SHORT EXERCISE - Write the material out again in full, word for word. Do not include the pictures.

DATASET RECORDS -
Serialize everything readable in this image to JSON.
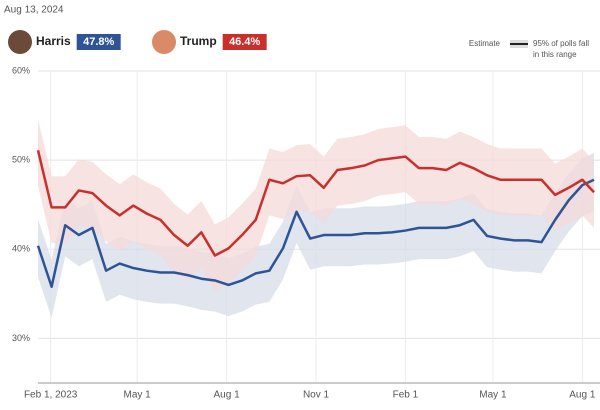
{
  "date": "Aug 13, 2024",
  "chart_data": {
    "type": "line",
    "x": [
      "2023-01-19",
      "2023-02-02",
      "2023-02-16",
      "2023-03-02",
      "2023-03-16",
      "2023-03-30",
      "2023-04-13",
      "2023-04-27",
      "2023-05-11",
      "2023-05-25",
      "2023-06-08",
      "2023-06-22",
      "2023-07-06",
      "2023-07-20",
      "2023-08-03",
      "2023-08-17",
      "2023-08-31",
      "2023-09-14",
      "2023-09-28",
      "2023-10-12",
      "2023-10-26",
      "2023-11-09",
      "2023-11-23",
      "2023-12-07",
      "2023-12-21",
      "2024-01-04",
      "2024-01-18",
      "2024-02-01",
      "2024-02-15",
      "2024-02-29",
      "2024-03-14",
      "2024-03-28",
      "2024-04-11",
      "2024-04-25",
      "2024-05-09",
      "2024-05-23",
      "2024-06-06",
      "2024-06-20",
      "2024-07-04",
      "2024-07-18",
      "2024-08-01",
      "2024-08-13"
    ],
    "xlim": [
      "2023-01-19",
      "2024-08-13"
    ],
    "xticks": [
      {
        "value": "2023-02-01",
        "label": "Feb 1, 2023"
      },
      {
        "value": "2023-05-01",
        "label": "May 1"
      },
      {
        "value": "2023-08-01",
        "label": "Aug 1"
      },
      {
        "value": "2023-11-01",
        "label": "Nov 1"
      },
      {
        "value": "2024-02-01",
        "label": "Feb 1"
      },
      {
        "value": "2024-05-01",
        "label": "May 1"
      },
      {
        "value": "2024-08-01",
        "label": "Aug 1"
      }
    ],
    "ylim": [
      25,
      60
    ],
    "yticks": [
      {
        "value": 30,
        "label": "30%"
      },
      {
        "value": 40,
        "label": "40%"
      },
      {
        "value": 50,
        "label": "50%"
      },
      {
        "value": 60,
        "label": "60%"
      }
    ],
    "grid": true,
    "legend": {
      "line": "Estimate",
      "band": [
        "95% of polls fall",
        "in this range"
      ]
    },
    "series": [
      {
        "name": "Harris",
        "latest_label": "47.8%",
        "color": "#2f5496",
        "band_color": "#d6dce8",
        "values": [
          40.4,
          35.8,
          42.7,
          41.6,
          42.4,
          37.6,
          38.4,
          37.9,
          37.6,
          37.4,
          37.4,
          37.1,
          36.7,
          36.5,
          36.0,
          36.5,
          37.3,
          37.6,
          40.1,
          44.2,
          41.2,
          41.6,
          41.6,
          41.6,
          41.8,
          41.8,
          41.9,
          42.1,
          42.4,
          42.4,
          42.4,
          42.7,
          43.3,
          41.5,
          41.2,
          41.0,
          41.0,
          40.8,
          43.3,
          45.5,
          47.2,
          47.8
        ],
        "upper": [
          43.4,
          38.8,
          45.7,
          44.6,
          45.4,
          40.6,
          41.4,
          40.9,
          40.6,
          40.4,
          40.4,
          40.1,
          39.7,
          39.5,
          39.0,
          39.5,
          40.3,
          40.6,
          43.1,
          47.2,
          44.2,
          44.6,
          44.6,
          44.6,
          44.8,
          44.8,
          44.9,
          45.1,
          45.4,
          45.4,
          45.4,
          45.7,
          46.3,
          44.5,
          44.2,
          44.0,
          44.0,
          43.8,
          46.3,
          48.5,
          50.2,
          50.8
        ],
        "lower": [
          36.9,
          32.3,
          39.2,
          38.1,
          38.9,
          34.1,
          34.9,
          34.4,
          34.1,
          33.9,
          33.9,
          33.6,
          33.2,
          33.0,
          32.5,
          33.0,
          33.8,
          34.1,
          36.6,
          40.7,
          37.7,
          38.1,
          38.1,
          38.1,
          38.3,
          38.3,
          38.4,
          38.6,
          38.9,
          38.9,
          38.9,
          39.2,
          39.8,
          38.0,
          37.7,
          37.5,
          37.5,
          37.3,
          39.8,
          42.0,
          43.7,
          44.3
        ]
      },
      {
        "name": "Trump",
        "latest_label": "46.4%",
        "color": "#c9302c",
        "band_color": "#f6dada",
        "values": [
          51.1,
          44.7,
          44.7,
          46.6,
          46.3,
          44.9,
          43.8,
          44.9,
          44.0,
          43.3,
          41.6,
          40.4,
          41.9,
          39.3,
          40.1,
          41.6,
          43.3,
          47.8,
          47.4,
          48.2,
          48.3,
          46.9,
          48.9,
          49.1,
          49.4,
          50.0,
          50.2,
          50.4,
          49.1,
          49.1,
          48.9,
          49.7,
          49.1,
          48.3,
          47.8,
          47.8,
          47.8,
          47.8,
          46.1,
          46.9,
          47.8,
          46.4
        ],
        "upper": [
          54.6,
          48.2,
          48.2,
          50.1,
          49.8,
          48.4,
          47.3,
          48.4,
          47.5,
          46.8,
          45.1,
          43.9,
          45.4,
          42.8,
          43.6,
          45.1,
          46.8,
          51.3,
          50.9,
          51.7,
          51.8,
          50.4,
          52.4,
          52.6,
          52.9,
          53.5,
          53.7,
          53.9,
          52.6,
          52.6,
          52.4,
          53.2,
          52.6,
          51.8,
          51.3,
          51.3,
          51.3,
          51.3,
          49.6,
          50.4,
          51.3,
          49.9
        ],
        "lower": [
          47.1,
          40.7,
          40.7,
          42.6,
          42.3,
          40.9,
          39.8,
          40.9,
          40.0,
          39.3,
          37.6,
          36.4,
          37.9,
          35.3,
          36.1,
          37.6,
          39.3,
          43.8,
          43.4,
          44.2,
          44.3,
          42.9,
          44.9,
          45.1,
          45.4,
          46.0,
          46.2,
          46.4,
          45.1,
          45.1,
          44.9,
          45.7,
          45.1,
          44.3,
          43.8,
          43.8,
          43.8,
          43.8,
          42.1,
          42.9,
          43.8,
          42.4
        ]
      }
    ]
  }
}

ANSWER TO THIS EXERCISE -
Serialize everything readable in this image to JSON.
{
  "date": "Aug 13, 2024",
  "chart_data": {
    "type": "line",
    "x": [
      "2023-01-19",
      "2023-02-02",
      "2023-02-16",
      "2023-03-02",
      "2023-03-16",
      "2023-03-30",
      "2023-04-13",
      "2023-04-27",
      "2023-05-11",
      "2023-05-25",
      "2023-06-08",
      "2023-06-22",
      "2023-07-06",
      "2023-07-20",
      "2023-08-03",
      "2023-08-17",
      "2023-08-31",
      "2023-09-14",
      "2023-09-28",
      "2023-10-12",
      "2023-10-26",
      "2023-11-09",
      "2023-11-23",
      "2023-12-07",
      "2023-12-21",
      "2024-01-04",
      "2024-01-18",
      "2024-02-01",
      "2024-02-15",
      "2024-02-29",
      "2024-03-14",
      "2024-03-28",
      "2024-04-11",
      "2024-04-25",
      "2024-05-09",
      "2024-05-23",
      "2024-06-06",
      "2024-06-20",
      "2024-07-04",
      "2024-07-18",
      "2024-08-01",
      "2024-08-13"
    ],
    "xlim": [
      "2023-01-19",
      "2024-08-13"
    ],
    "xticks": [
      {
        "value": "2023-02-01",
        "label": "Feb 1, 2023"
      },
      {
        "value": "2023-05-01",
        "label": "May 1"
      },
      {
        "value": "2023-08-01",
        "label": "Aug 1"
      },
      {
        "value": "2023-11-01",
        "label": "Nov 1"
      },
      {
        "value": "2024-02-01",
        "label": "Feb 1"
      },
      {
        "value": "2024-05-01",
        "label": "May 1"
      },
      {
        "value": "2024-08-01",
        "label": "Aug 1"
      }
    ],
    "ylim": [
      25,
      60
    ],
    "yticks": [
      {
        "value": 30,
        "label": "30%"
      },
      {
        "value": 40,
        "label": "40%"
      },
      {
        "value": 50,
        "label": "50%"
      },
      {
        "value": 60,
        "label": "60%"
      }
    ],
    "grid": true,
    "legend": {
      "line": "Estimate",
      "band": [
        "95% of polls fall",
        "in this range"
      ]
    },
    "series": [
      {
        "name": "Harris",
        "latest_label": "47.8%",
        "color": "#2f5496",
        "band_color": "#d6dce8",
        "values": [
          40.4,
          35.8,
          42.7,
          41.6,
          42.4,
          37.6,
          38.4,
          37.9,
          37.6,
          37.4,
          37.4,
          37.1,
          36.7,
          36.5,
          36.0,
          36.5,
          37.3,
          37.6,
          40.1,
          44.2,
          41.2,
          41.6,
          41.6,
          41.6,
          41.8,
          41.8,
          41.9,
          42.1,
          42.4,
          42.4,
          42.4,
          42.7,
          43.3,
          41.5,
          41.2,
          41.0,
          41.0,
          40.8,
          43.3,
          45.5,
          47.2,
          47.8
        ],
        "upper": [
          43.4,
          38.8,
          45.7,
          44.6,
          45.4,
          40.6,
          41.4,
          40.9,
          40.6,
          40.4,
          40.4,
          40.1,
          39.7,
          39.5,
          39.0,
          39.5,
          40.3,
          40.6,
          43.1,
          47.2,
          44.2,
          44.6,
          44.6,
          44.6,
          44.8,
          44.8,
          44.9,
          45.1,
          45.4,
          45.4,
          45.4,
          45.7,
          46.3,
          44.5,
          44.2,
          44.0,
          44.0,
          43.8,
          46.3,
          48.5,
          50.2,
          50.8
        ],
        "lower": [
          36.9,
          32.3,
          39.2,
          38.1,
          38.9,
          34.1,
          34.9,
          34.4,
          34.1,
          33.9,
          33.9,
          33.6,
          33.2,
          33.0,
          32.5,
          33.0,
          33.8,
          34.1,
          36.6,
          40.7,
          37.7,
          38.1,
          38.1,
          38.1,
          38.3,
          38.3,
          38.4,
          38.6,
          38.9,
          38.9,
          38.9,
          39.2,
          39.8,
          38.0,
          37.7,
          37.5,
          37.5,
          37.3,
          39.8,
          42.0,
          43.7,
          44.3
        ]
      },
      {
        "name": "Trump",
        "latest_label": "46.4%",
        "color": "#c9302c",
        "band_color": "#f6dada",
        "values": [
          51.1,
          44.7,
          44.7,
          46.6,
          46.3,
          44.9,
          43.8,
          44.9,
          44.0,
          43.3,
          41.6,
          40.4,
          41.9,
          39.3,
          40.1,
          41.6,
          43.3,
          47.8,
          47.4,
          48.2,
          48.3,
          46.9,
          48.9,
          49.1,
          49.4,
          50.0,
          50.2,
          50.4,
          49.1,
          49.1,
          48.9,
          49.7,
          49.1,
          48.3,
          47.8,
          47.8,
          47.8,
          47.8,
          46.1,
          46.9,
          47.8,
          46.4
        ],
        "upper": [
          54.6,
          48.2,
          48.2,
          50.1,
          49.8,
          48.4,
          47.3,
          48.4,
          47.5,
          46.8,
          45.1,
          43.9,
          45.4,
          42.8,
          43.6,
          45.1,
          46.8,
          51.3,
          50.9,
          51.7,
          51.8,
          50.4,
          52.4,
          52.6,
          52.9,
          53.5,
          53.7,
          53.9,
          52.6,
          52.6,
          52.4,
          53.2,
          52.6,
          51.8,
          51.3,
          51.3,
          51.3,
          51.3,
          49.6,
          50.4,
          51.3,
          49.9
        ],
        "lower": [
          47.1,
          40.7,
          40.7,
          42.6,
          42.3,
          40.9,
          39.8,
          40.9,
          40.0,
          39.3,
          37.6,
          36.4,
          37.9,
          35.3,
          36.1,
          37.6,
          39.3,
          43.8,
          43.4,
          44.2,
          44.3,
          42.9,
          44.9,
          45.1,
          45.4,
          46.0,
          46.2,
          46.4,
          45.1,
          45.1,
          44.9,
          45.7,
          45.1,
          44.3,
          43.8,
          43.8,
          43.8,
          43.8,
          42.1,
          42.9,
          43.8,
          42.4
        ]
      }
    ]
  }
}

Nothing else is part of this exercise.